======== Documento de origem
O cheiro que emana dos montes de lixo é difícil de descrever. É uma mistura de podridão com barro que ofende os sentidos e fica incrustada nas narinas, incomodando cada vez mais.

Doações e nova vida

Indiferente ao cheiro e até achando graça da situação, a aposentada Celina Campos come uma laranja tranqüilamente. Apoiada na janela, ela admite a função de observadora da vida alheia. A casa, sem nada dentro a não ser o barro, é visitada apenas quando Celina quer ter alguma privacidade no banheiro.

Desde o começo deste ano ela vive na Escola Estadual Monsenhor Ignacio Gioia, um dos dormitórios improvisados para aqueles que não podem voltar para casa. Ela leva a situação com bom humor: “Lá (na escola) teve hambúrguer de frango ontem. E dos grandes. Agora como melhor do que em casa.”

Ela não é a única. Claro que há um enorme desconforto em dividir banheiro e quarto com dezenas de pessoas. Mas as doações foram generosas e comida realmente não falta. Há frutas e alimentos de primeira necessidade chegando de todas as partes, sem contar as “quentinhas” entregues pelas cidades vizinhas e que ajudam a alimentar policiais, bombeiros e integrantes da Defesa Civil.

A dificuldade pode vir daqui a alguns dias, talvez semanas, quando o mundo “externo” arrumar outro problema e esquecer-se da ajuda a São Luiz. A questão é que mesmo quem não perdeu a casa ou quem tem alguma reserva financeira não encontra como viver sem depender das doações.

O comércio ruiu junto com as casas. Não há supermercados nem padarias abastecidos. Andar pelas ruas daqui é simplesmente encontrar lixo pelo caminho. É uma desesperadora situação de vagar por lugares em que todos fazem a mesma coisa e encontrar o que comer é tarefa inglória.

Algum alento, só depois que se conhecem os pontos de doação. Além dos oficiais, há tendas improvisadas por voluntários, organizações sociais e instituições religiosas. Quem não perdeu a casa é orientado a pegar uma cesta básica e um botijão de gás, sem poder permanecer nos abrigos.
================
======== Extrato de dados
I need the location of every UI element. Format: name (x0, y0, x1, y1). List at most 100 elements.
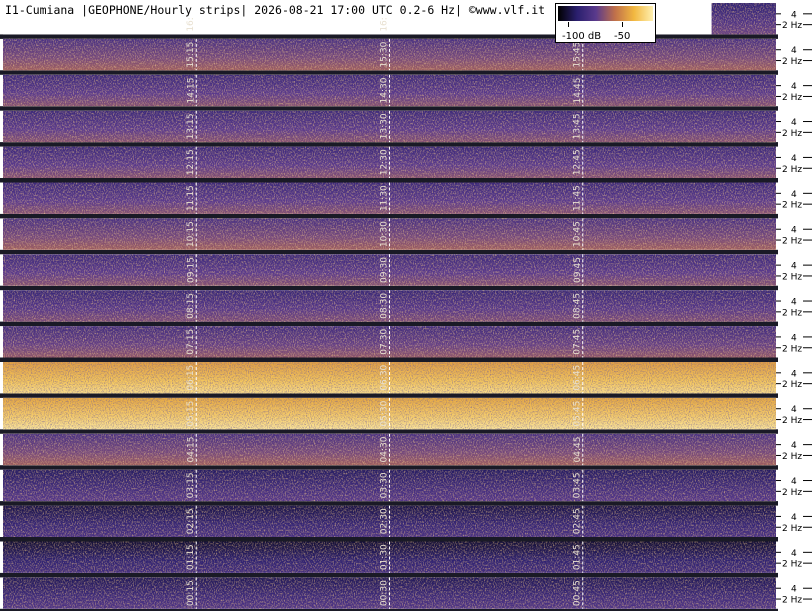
================
**Exercício proposto**
Devolva, sem alterações, tudo o que vai de "Desde o começo" até "da Defesa Civil." no texto sobre as doações em São Luiz.

**Resultado da tarefa**
Desde o começo deste ano ela vive na Escola Estadual Monsenhor Ignacio Gioia, um dos dormitórios improvisados para aqueles que não podem voltar para casa. Ela leva a situação com bom humor: “Lá (na escola) teve hambúrguer de frango ontem. E dos grandes. Agora como melhor do que em casa.”

Ela não é a única. Claro que há um enorme desconforto em dividir banheiro e quarto com dezenas de pessoas. Mas as doações foram generosas e comida realmente não falta. Há frutas e alimentos de primeira necessidade chegando de todas as partes, sem contar as “quentinhas” entregues pelas cidades vizinhas e que ajudam a alimentar policiais, bombeiros e integrantes da Defesa Civil.